#### Data rows:
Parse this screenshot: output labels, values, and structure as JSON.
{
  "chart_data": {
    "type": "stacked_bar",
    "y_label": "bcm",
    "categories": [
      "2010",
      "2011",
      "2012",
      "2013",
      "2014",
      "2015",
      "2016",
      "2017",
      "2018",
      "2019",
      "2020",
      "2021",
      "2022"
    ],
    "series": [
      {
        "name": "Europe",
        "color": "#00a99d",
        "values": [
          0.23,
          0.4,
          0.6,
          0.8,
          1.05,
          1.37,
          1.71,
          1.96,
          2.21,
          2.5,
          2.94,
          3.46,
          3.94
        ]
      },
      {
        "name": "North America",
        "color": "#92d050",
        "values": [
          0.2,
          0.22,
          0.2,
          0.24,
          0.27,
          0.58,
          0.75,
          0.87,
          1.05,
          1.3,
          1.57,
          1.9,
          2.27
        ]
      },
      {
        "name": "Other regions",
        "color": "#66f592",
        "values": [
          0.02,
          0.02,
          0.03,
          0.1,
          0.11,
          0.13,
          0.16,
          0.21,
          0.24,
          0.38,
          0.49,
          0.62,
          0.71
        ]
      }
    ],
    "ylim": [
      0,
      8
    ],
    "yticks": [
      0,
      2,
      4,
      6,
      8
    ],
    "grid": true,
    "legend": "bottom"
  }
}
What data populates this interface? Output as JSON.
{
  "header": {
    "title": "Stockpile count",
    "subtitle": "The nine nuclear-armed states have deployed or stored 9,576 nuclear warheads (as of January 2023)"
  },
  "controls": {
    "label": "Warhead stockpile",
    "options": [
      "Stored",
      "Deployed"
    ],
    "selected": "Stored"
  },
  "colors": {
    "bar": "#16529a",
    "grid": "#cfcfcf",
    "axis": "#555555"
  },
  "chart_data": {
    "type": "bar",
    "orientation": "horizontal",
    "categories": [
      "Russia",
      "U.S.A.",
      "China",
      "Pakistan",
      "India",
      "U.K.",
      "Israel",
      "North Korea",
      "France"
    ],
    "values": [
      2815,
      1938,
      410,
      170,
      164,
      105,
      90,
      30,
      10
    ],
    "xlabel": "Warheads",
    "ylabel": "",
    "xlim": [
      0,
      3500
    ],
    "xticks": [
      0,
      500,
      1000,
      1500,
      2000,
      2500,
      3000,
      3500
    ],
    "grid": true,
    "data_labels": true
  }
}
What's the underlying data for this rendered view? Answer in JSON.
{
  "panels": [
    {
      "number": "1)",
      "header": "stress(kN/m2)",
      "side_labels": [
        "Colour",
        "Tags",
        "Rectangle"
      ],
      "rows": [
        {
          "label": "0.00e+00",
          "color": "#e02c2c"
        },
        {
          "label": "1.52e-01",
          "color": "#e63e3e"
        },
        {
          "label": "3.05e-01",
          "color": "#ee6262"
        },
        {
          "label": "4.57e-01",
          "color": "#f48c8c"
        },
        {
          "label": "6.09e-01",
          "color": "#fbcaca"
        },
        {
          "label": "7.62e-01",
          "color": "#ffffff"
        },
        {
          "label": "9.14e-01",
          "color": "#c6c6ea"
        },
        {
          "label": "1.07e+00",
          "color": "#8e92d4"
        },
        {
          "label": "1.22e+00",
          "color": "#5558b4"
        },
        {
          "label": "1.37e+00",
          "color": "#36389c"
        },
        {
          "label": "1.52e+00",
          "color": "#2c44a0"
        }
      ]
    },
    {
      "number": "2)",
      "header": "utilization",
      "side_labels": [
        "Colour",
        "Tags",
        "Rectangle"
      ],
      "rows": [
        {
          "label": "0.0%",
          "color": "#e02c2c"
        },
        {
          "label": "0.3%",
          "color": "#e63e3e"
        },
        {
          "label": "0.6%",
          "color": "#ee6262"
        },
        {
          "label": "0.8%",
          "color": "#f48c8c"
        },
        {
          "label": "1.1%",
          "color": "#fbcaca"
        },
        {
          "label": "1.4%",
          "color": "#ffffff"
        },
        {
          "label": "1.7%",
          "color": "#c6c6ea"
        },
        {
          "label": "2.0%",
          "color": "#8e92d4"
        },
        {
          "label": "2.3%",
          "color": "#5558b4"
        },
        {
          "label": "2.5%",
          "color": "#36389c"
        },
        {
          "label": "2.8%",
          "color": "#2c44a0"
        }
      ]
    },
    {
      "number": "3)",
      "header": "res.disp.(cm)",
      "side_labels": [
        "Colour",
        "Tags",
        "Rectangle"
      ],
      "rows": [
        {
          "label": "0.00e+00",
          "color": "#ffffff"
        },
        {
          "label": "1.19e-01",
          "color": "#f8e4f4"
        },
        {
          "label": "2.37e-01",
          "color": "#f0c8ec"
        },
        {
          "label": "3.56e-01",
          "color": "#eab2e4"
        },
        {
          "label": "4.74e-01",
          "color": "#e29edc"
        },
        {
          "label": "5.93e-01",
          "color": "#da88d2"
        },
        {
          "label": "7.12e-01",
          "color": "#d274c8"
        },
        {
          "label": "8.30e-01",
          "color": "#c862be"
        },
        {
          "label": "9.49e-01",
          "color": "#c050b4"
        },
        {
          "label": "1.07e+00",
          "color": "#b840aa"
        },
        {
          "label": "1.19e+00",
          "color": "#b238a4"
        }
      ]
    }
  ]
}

#### Problem to solve:
Give only the number of lines in the entries above that contain the string "header".

#### Written response:
4